## Start Source data
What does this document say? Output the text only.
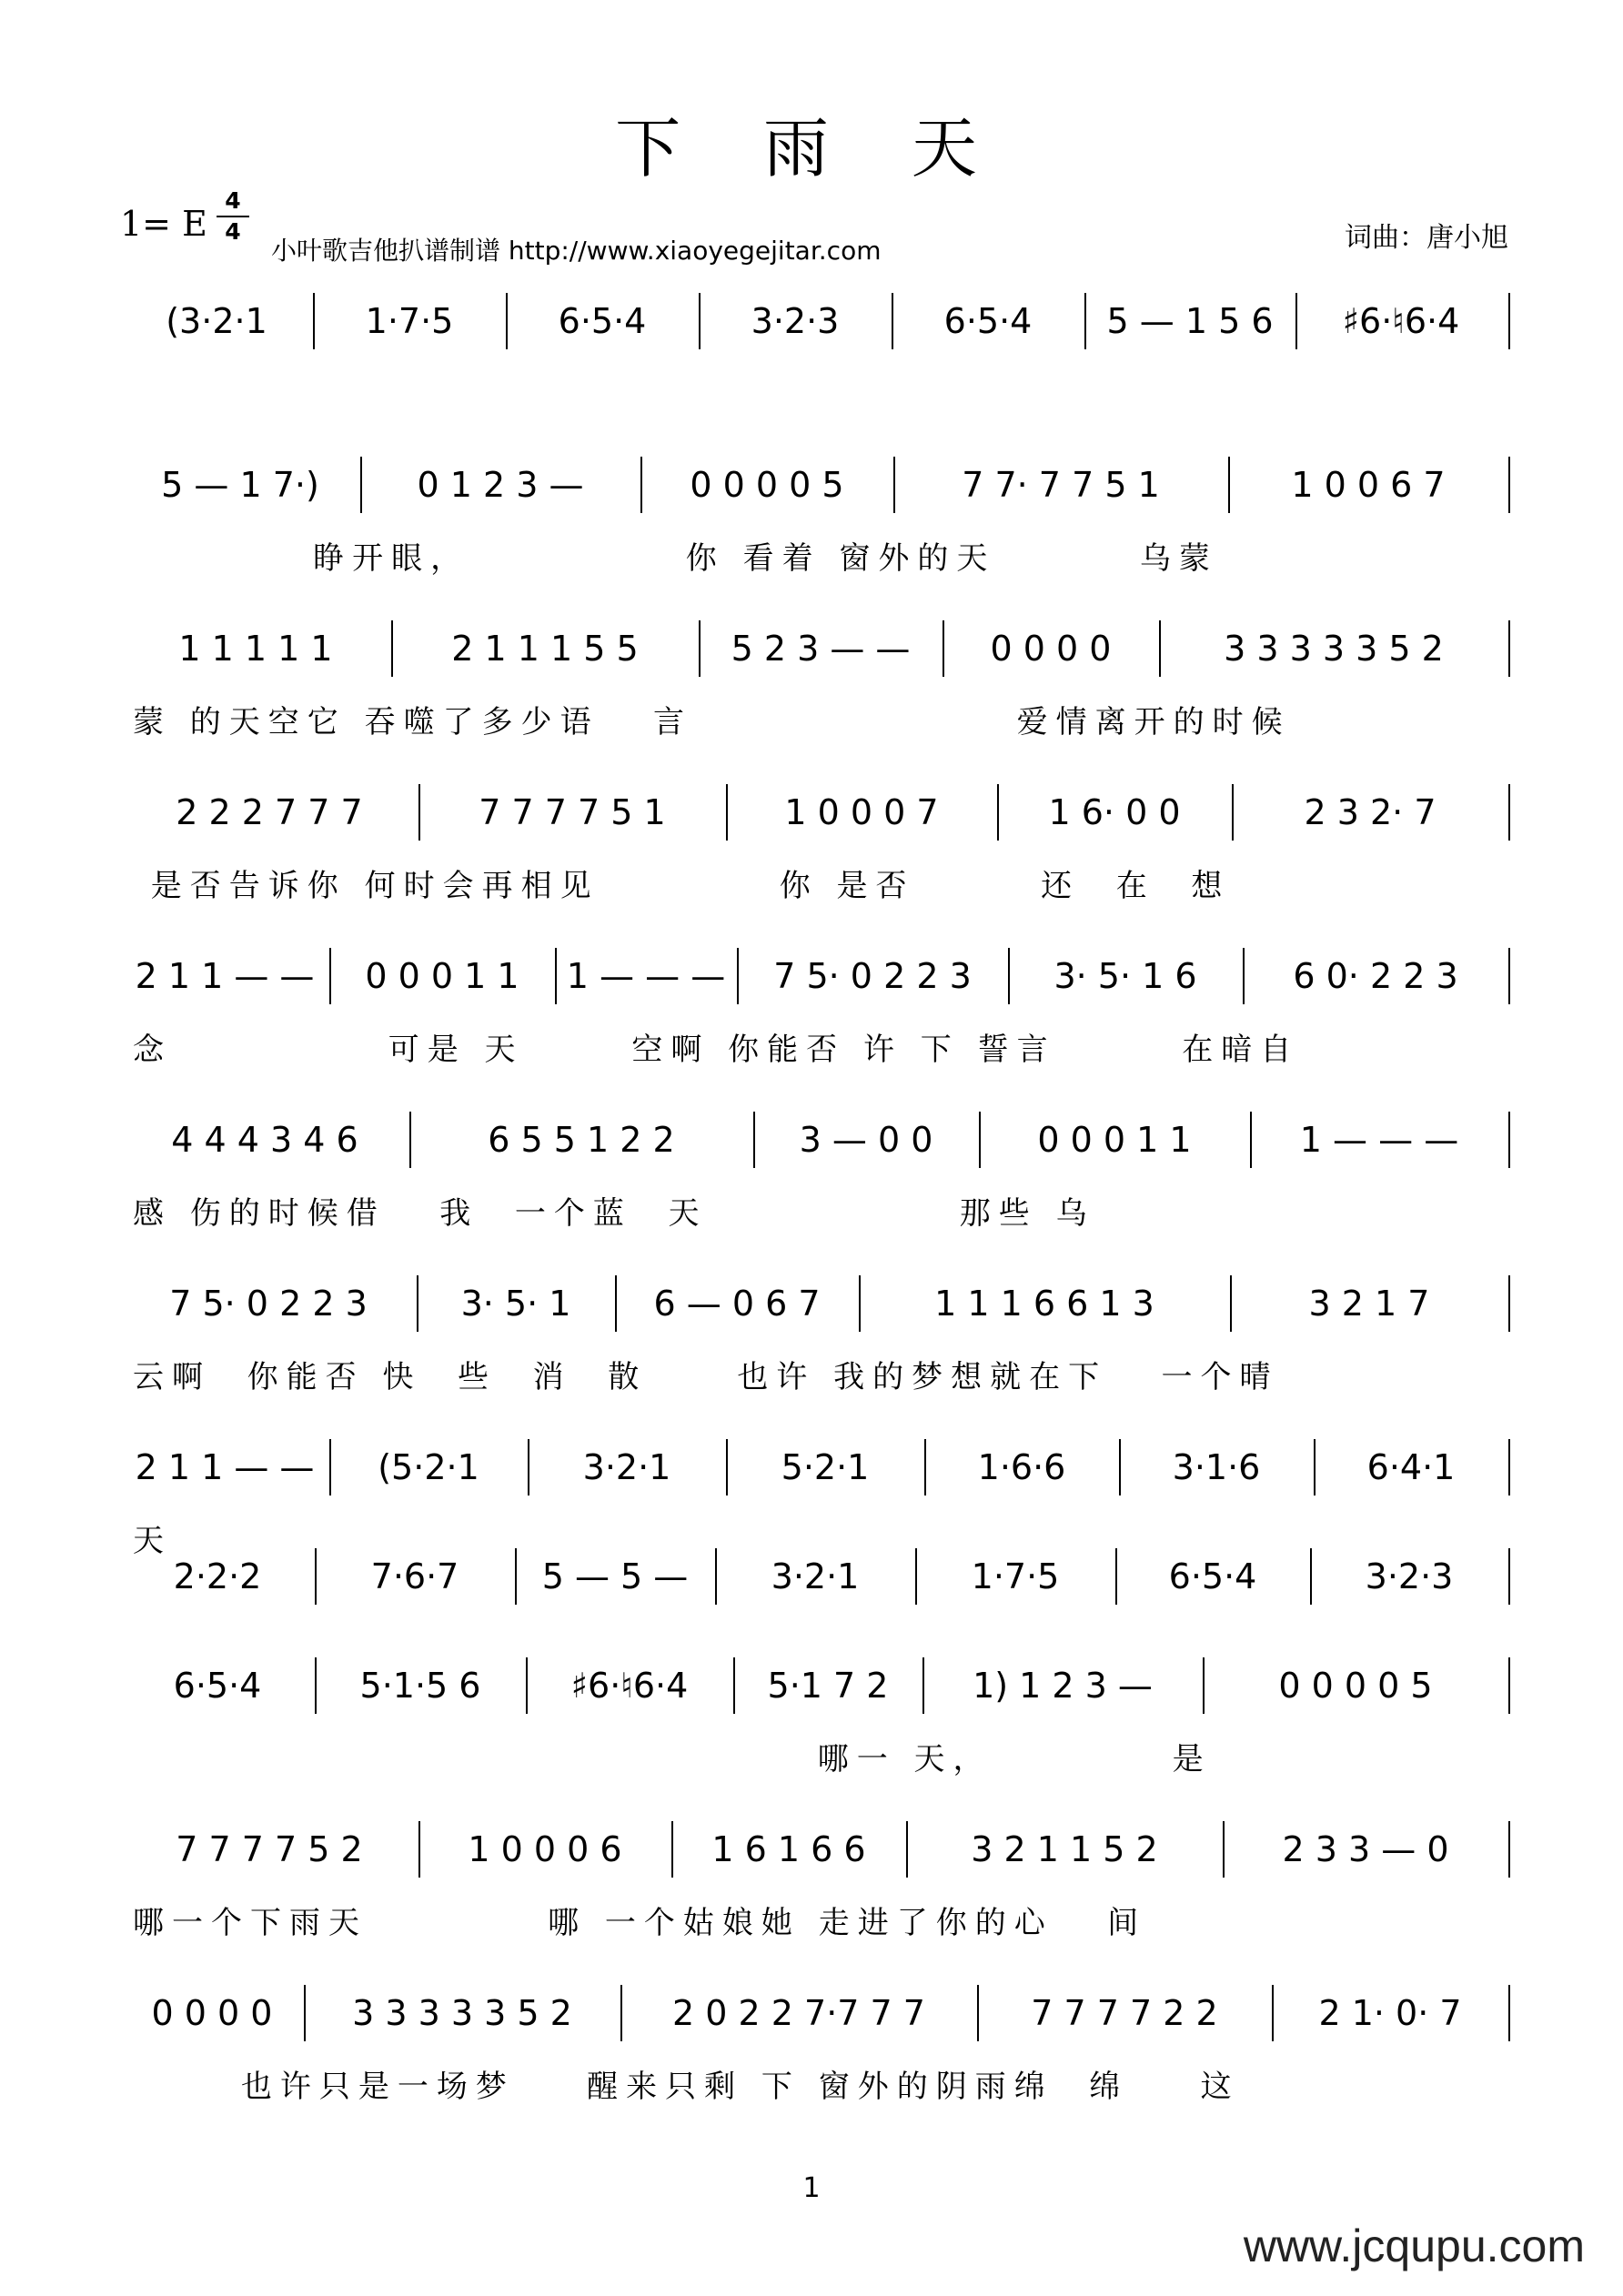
下 雨 天
1= E
4
4
小叶歌吉他扒谱制谱 http://www.xiaoyegejitar.com	词曲：唐小旭
(3·2·1	1·7·5	6·5·4	3·2·3	6·5·4	5 — 1 5 6	♯6·♮6·4
5 — 1 7·)	0 1 2 3 —	0 0 0 0 5	7 7· 7 7 5 1	1 0 0 6 7
睁开眼，            你 看着 窗外的天        乌蒙
1 1 1 1 1	2 1 1 1 5 5	5 2 3 — —	0 0 0 0	3 3 3 3 3 5 2
蒙 的天空它 吞噬了多少语   言                  爱情离开的时候
2 2 2 7 7 7	7 7 7 7 5 1	1 0 0 0 7	1 6· 0 0	2 3 2· 7
是否告诉你 何时会再相见          你 是否       还  在  想
2 1 1 — —	0 0 0 1 1	1 — — —	7 5· 0 2 2 3	3· 5· 1 6	6 0· 2 2 3
念            可是 天      空啊 你能否 许 下 誓言       在暗自
4 4 4 3 4 6	6 5 5 1 2 2	3 — 0 0	0 0 0 1 1	1 — — —
感 伤的时候借   我  一个蓝  天              那些 乌
7 5· 0 2 2 3	3· 5· 1	6 — 0 6 7	1 1 1 6 6 1 3	3 2 1 7
云啊  你能否 快  些  消  散     也许 我的梦想就在下   一个晴
2 1 1 — —	(5·2·1	3·2·1	5·2·1	1·6·6	3·1·6	6·4·1
天
2·2·2	7·6·7	5 — 5 —	3·2·1	1·7·5	6·5·4	3·2·3
6·5·4	5·1·5 6	♯6·♮6·4	5·1 7 2	1) 1 2 3 —	0 0 0 0 5
哪一 天，          是
7 7 7 7 5 2	1 0 0 0 6	1 6 1 6 6	3 2 1 1 5 2	2 3 3 — 0
哪一个下雨天          哪 一个姑娘她 走进了你的心   间
0 0 0 0	3 3 3 3 3 5 2	2 0 2 2 7·7 7 7	7 7 7 7 2 2	2 1· 0· 7
也许只是一场梦    醒来只剩 下 窗外的阴雨绵  绵    这
1
www.jcqupu.com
## End Source data
* _What needs to be done_
Output every entry word for word, but omit the pictures.

* _Written response_
What does this document say? Output the text only.
下 雨 天
1= E
4
4
小叶歌吉他扒谱制谱 http://www.xiaoyegejitar.com	词曲：唐小旭
(3·2·1	1·7·5	6·5·4	3·2·3	6·5·4	5 — 1 5 6	♯6·♮6·4
5 — 1 7·)	0 1 2 3 —	0 0 0 0 5	7 7· 7 7 5 1	1 0 0 6 7
睁开眼，            你 看着 窗外的天        乌蒙
1 1 1 1 1	2 1 1 1 5 5	5 2 3 — —	0 0 0 0	3 3 3 3 3 5 2
蒙 的天空它 吞噬了多少语   言                  爱情离开的时候
2 2 2 7 7 7	7 7 7 7 5 1	1 0 0 0 7	1 6· 0 0	2 3 2· 7
是否告诉你 何时会再相见          你 是否       还  在  想
2 1 1 — —	0 0 0 1 1	1 — — —	7 5· 0 2 2 3	3· 5· 1 6	6 0· 2 2 3
念            可是 天      空啊 你能否 许 下 誓言       在暗自
4 4 4 3 4 6	6 5 5 1 2 2	3 — 0 0	0 0 0 1 1	1 — — —
感 伤的时候借   我  一个蓝  天              那些 乌
7 5· 0 2 2 3	3· 5· 1	6 — 0 6 7	1 1 1 6 6 1 3	3 2 1 7
云啊  你能否 快  些  消  散     也许 我的梦想就在下   一个晴
2 1 1 — —	(5·2·1	3·2·1	5·2·1	1·6·6	3·1·6	6·4·1
天
2·2·2	7·6·7	5 — 5 —	3·2·1	1·7·5	6·5·4	3·2·3
6·5·4	5·1·5 6	♯6·♮6·4	5·1 7 2	1) 1 2 3 —	0 0 0 0 5
哪一 天，          是
7 7 7 7 5 2	1 0 0 0 6	1 6 1 6 6	3 2 1 1 5 2	2 3 3 — 0
哪一个下雨天          哪 一个姑娘她 走进了你的心   间
0 0 0 0	3 3 3 3 3 5 2	2 0 2 2 7·7 7 7	7 7 7 7 2 2	2 1· 0· 7
也许只是一场梦    醒来只剩 下 窗外的阴雨绵  绵    这
1
www.jcqupu.com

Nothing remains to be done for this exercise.